**Dataset entries:**
▼
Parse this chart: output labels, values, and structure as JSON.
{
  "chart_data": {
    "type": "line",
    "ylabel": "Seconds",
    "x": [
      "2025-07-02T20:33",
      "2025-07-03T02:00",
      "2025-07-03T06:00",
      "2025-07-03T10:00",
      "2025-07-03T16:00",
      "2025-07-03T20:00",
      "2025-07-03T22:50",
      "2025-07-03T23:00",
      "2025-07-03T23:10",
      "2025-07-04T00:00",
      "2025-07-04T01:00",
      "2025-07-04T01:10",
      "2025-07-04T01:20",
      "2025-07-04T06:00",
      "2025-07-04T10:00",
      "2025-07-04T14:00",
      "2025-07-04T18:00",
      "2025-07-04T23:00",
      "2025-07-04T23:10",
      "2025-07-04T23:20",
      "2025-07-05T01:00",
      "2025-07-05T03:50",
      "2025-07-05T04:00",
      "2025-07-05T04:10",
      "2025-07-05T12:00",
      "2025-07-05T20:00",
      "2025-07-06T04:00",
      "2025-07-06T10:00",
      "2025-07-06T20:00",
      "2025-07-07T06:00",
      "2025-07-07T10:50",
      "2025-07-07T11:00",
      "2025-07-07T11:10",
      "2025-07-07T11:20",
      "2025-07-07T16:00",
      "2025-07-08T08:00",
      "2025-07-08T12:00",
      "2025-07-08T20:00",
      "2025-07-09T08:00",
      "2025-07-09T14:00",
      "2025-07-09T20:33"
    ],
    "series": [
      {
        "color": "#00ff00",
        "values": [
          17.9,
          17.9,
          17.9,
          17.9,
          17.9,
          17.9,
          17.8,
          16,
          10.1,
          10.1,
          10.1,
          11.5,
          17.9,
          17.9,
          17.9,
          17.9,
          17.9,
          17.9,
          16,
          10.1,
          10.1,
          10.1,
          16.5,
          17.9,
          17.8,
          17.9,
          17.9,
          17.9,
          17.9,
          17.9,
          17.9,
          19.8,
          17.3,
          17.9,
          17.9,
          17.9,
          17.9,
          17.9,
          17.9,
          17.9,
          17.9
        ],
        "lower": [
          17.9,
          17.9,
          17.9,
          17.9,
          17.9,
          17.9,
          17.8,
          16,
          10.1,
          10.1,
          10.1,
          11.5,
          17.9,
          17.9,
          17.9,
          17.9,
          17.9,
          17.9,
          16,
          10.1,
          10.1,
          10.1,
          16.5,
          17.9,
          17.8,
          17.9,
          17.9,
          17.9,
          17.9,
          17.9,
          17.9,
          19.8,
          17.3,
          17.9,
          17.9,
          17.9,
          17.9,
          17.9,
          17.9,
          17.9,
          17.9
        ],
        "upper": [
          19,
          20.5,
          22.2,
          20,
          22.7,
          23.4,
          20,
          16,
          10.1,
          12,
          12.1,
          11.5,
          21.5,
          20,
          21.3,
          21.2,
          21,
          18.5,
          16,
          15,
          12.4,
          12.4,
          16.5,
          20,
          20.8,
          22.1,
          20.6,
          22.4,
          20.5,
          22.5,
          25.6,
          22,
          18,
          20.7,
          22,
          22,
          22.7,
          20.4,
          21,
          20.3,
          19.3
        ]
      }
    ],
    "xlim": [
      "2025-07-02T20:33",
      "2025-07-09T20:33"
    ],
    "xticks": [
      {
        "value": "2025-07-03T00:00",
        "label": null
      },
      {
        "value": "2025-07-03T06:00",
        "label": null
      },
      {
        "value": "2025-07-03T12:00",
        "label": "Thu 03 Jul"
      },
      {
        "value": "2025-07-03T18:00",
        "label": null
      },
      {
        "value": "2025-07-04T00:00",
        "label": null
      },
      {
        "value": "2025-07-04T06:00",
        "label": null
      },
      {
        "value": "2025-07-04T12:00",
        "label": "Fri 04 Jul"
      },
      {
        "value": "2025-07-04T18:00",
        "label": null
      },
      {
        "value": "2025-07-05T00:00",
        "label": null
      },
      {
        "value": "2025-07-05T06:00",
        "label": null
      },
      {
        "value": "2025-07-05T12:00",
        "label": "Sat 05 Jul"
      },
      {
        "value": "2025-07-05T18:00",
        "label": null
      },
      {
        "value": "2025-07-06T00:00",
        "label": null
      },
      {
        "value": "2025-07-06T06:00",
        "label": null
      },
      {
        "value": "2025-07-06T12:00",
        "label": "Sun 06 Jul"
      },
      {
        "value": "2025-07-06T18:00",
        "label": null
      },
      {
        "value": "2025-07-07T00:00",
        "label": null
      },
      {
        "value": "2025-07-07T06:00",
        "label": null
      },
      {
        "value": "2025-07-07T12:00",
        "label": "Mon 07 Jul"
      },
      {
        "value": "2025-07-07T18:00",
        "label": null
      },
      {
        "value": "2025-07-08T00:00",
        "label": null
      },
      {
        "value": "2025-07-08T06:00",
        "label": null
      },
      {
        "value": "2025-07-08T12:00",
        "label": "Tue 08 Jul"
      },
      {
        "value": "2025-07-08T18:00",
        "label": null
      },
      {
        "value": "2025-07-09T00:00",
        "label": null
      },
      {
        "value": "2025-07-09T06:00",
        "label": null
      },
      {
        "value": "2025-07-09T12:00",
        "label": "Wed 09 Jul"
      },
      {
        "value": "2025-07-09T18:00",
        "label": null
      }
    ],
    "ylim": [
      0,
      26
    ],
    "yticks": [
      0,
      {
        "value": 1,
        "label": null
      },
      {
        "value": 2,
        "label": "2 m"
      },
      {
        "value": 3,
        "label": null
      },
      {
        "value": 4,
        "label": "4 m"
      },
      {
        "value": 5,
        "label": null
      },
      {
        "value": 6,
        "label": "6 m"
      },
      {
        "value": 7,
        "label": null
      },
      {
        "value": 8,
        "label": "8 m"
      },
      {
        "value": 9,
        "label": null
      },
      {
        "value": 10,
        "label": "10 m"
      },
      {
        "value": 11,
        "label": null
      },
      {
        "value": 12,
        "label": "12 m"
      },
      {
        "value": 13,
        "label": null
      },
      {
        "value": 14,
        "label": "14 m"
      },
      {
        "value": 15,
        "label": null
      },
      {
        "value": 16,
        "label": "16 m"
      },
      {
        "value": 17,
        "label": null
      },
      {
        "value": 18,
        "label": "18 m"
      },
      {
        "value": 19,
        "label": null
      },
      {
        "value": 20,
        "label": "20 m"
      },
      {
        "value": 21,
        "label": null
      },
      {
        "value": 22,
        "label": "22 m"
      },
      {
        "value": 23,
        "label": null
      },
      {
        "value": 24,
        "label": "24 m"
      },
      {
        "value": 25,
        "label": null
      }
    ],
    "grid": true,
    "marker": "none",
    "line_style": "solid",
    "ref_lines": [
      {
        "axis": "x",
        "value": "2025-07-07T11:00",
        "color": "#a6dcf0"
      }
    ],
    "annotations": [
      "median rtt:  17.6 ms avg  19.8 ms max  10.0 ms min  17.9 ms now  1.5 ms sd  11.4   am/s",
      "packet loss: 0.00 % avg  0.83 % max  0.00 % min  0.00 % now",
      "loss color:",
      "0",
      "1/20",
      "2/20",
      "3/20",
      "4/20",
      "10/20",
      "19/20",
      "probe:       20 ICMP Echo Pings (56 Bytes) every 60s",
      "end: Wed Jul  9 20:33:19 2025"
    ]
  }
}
▲
**EXERCISE REQUIREMENTS:** Copy each line of the listing that includes "values".

**OUTPUT BELOW:**
Parse this chart: output labels, values, and structure as JSON.
        "values": [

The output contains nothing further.